Find the line containing "Read out every word on this page." in the entries; transcribe it and all remaining lines through the end, exactly as they appear, but not the pictures.

[Recorded data]
------------------------------------

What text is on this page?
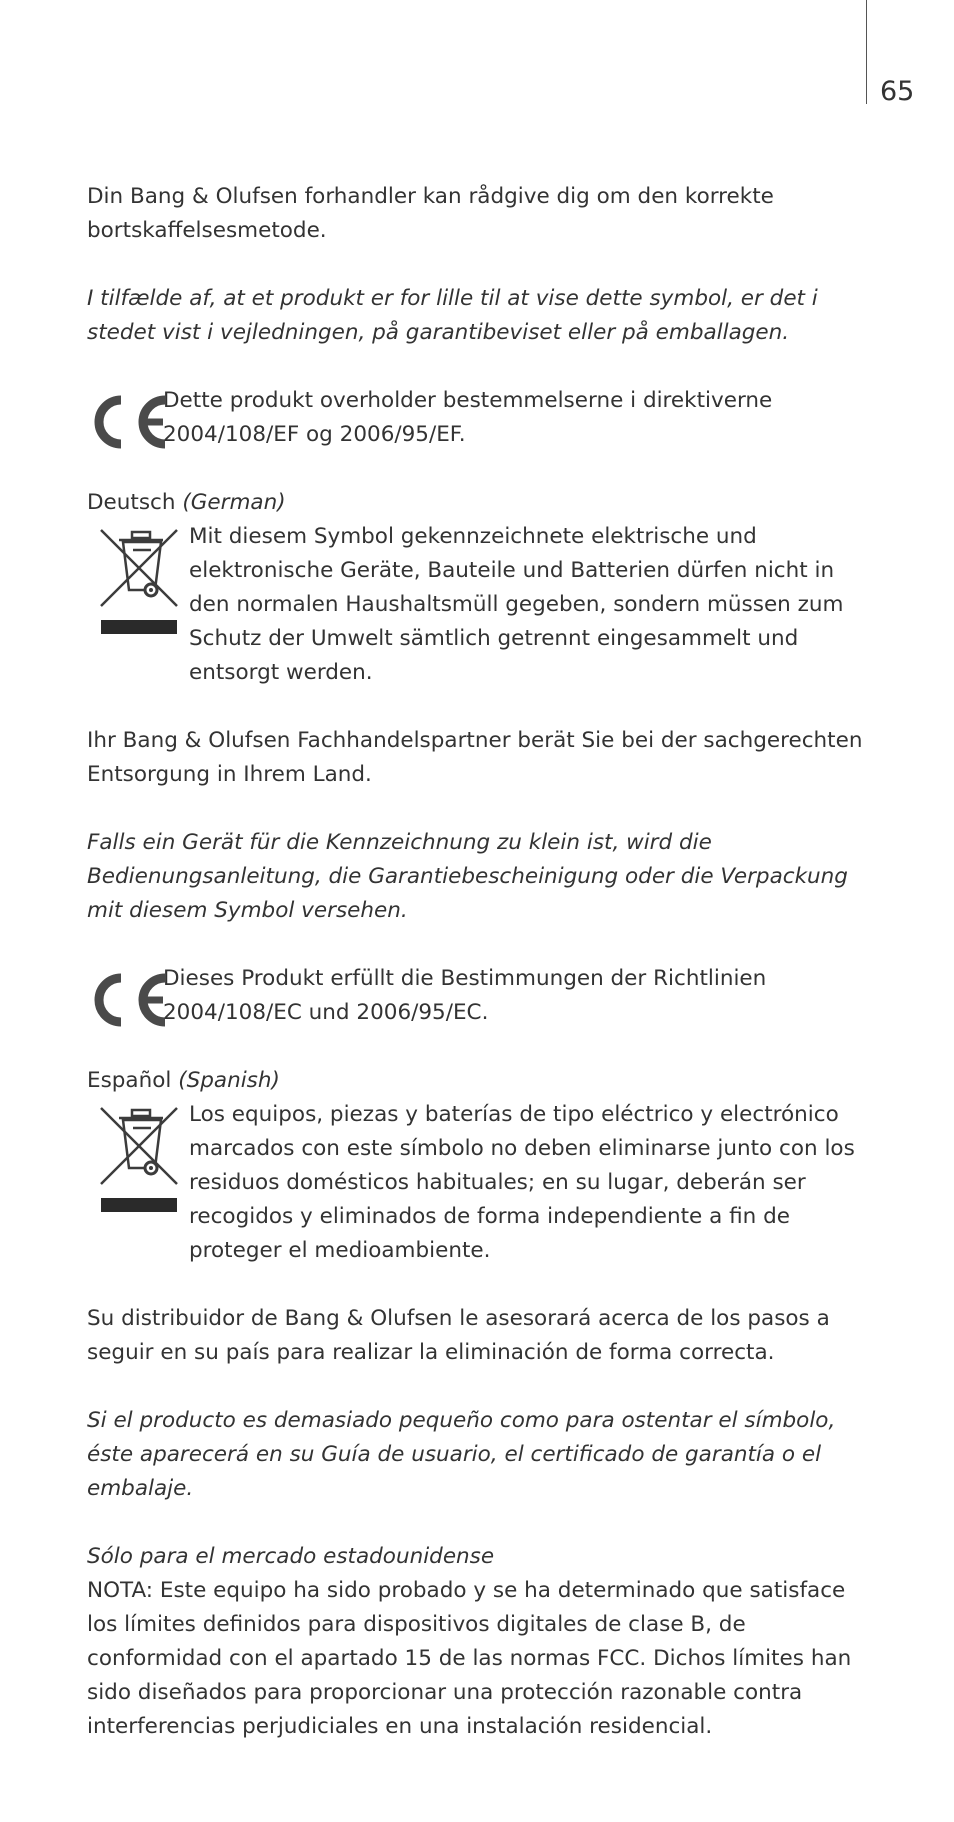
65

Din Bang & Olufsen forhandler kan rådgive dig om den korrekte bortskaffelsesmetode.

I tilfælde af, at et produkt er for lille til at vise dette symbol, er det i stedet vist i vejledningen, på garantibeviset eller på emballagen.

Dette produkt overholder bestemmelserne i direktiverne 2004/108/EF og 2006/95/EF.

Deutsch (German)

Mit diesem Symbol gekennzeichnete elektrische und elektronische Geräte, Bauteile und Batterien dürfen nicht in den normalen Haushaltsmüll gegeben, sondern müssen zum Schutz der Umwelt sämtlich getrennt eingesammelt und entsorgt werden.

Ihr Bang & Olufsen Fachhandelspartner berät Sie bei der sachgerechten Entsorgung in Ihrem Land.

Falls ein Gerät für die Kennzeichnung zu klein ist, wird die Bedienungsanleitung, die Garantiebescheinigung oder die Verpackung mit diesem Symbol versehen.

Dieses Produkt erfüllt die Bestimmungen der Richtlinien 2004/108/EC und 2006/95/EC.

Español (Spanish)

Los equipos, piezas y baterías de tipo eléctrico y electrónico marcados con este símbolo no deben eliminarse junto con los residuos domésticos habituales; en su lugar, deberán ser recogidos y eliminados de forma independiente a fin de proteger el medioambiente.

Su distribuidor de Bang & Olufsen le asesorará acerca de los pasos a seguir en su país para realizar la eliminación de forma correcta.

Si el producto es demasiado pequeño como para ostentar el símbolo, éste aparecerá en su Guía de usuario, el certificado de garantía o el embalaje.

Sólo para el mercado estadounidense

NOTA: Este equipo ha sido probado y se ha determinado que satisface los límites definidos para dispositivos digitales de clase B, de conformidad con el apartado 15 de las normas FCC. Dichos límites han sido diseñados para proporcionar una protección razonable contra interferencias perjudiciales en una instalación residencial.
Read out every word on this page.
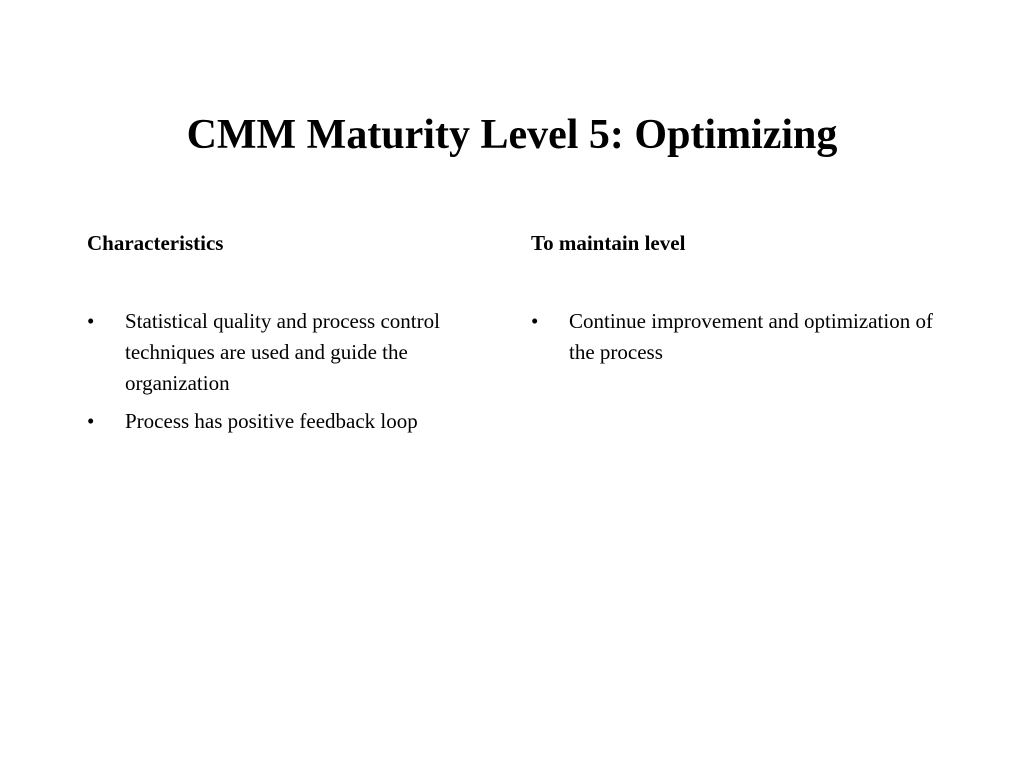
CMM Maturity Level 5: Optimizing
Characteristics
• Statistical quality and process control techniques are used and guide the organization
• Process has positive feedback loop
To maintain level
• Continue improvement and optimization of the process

------------------------------------

## COMPLETED EXERCISE
Read out every word on this page.
CMM Maturity Level 5: Optimizing
Characteristics
• Statistical quality and process control techniques are used and guide the organization
• Process has positive feedback loop
To maintain level
• Continue improvement and optimization of the process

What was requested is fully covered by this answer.